:: Dataset excerpts ::

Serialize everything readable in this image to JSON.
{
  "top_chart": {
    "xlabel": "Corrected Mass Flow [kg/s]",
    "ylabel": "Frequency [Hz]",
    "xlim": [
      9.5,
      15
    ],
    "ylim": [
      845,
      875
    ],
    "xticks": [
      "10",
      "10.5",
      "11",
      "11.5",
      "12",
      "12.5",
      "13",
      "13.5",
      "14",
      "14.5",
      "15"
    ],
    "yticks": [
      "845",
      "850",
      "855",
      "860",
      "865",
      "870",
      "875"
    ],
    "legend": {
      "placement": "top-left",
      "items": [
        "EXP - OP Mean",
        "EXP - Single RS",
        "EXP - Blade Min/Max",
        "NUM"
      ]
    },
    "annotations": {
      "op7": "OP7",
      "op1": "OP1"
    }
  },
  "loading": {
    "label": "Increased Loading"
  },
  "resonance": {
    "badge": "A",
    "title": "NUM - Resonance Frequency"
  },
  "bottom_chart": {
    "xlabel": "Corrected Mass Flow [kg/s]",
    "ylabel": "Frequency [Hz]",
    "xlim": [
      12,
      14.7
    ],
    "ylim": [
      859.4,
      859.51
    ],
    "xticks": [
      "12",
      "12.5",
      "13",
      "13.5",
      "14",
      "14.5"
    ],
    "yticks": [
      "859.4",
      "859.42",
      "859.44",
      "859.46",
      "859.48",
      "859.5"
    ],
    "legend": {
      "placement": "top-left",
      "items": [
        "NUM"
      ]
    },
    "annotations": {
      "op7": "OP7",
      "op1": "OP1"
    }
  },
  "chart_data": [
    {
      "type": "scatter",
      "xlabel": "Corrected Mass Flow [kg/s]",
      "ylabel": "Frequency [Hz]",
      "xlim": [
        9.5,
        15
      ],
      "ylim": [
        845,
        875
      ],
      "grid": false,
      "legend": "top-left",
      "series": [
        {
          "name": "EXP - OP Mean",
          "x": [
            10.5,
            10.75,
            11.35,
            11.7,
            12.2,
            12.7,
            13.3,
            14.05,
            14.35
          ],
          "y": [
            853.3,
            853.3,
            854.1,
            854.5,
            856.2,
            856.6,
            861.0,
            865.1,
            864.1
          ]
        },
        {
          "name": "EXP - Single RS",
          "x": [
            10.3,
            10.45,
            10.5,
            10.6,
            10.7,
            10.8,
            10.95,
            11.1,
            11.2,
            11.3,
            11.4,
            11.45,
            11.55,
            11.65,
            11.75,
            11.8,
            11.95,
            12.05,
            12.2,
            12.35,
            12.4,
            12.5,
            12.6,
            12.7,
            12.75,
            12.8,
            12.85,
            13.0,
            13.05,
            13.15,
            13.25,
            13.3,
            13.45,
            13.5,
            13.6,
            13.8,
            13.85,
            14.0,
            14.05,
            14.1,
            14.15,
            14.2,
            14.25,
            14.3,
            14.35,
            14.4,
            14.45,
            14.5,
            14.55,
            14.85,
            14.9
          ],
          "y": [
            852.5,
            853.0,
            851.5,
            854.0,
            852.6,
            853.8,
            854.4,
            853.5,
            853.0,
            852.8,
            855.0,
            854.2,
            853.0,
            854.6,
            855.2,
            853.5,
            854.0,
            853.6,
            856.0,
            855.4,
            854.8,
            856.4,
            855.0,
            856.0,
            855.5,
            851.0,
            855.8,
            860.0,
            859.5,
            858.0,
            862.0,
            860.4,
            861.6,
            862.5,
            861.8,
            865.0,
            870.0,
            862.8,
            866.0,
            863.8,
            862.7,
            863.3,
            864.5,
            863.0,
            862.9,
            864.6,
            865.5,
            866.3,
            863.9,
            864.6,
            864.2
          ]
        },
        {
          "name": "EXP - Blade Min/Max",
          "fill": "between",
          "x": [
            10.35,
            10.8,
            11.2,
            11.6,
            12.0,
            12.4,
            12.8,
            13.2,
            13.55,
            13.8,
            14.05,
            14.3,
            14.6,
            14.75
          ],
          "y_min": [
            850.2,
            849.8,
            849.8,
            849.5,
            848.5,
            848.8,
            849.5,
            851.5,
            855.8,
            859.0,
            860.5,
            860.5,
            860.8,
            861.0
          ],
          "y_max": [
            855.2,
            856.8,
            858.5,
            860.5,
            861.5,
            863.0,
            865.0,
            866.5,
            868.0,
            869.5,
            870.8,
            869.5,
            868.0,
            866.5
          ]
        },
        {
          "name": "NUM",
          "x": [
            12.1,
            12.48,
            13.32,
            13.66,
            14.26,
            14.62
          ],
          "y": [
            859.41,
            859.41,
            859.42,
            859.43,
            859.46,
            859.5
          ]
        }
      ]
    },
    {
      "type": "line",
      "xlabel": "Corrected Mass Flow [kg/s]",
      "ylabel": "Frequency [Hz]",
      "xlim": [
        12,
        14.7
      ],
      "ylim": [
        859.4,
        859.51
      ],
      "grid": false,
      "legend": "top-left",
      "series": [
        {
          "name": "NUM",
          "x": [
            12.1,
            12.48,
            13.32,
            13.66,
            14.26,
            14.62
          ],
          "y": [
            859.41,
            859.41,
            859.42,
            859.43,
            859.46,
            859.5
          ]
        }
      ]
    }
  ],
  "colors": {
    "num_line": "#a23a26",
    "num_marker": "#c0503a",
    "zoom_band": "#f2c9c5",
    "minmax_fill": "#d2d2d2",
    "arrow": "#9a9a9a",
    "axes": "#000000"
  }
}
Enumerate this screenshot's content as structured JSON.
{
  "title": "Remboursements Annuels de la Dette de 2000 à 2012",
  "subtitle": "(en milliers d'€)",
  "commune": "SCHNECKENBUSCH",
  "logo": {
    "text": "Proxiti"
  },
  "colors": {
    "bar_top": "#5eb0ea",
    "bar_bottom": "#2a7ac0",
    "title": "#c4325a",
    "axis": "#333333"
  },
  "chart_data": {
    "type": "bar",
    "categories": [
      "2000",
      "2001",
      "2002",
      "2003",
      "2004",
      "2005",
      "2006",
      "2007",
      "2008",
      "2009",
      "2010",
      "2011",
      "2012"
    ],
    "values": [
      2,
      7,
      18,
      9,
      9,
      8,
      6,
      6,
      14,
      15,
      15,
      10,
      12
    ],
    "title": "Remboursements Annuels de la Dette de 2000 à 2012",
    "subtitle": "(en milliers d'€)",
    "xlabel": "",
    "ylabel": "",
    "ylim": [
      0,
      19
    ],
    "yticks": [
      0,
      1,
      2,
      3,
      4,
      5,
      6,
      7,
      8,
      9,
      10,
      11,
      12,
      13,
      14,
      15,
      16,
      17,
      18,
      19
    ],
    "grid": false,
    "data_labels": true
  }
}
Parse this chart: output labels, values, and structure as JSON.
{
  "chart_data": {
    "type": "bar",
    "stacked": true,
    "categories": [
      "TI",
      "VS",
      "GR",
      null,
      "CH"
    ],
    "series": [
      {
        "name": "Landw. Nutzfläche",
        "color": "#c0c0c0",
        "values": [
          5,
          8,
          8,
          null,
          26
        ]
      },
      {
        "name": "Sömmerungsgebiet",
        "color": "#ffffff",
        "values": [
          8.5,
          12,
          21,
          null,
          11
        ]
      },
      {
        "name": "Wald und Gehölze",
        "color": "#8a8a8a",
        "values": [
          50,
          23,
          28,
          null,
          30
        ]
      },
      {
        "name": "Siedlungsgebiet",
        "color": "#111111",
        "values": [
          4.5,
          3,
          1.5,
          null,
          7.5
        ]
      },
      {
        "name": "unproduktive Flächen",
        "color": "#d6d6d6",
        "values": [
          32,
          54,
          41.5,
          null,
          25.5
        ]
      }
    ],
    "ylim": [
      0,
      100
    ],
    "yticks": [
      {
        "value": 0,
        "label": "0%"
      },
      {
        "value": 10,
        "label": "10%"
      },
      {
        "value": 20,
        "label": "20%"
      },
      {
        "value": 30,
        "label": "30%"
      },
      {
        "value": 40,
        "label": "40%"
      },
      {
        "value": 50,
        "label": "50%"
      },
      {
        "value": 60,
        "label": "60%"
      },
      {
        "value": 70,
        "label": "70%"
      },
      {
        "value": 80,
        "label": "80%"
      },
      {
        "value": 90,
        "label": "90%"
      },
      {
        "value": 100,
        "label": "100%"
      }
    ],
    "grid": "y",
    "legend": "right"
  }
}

:::

Task requirements: Find the lines that include the string "name", then copy each of them.

Result:
          "name": "EXP - OP Mean",
          "name": "EXP - Single RS",
          "name": "EXP - Blade Min/Max",
          "name": "NUM",
          "name": "NUM",
        "name": "Landw. Nutzfläche",
        "name": "Sömmerungsgebiet",
        "name": "Wald und Gehölze",
        "name": "Siedlungsgebiet",
        "name": "unproduktive Flächen",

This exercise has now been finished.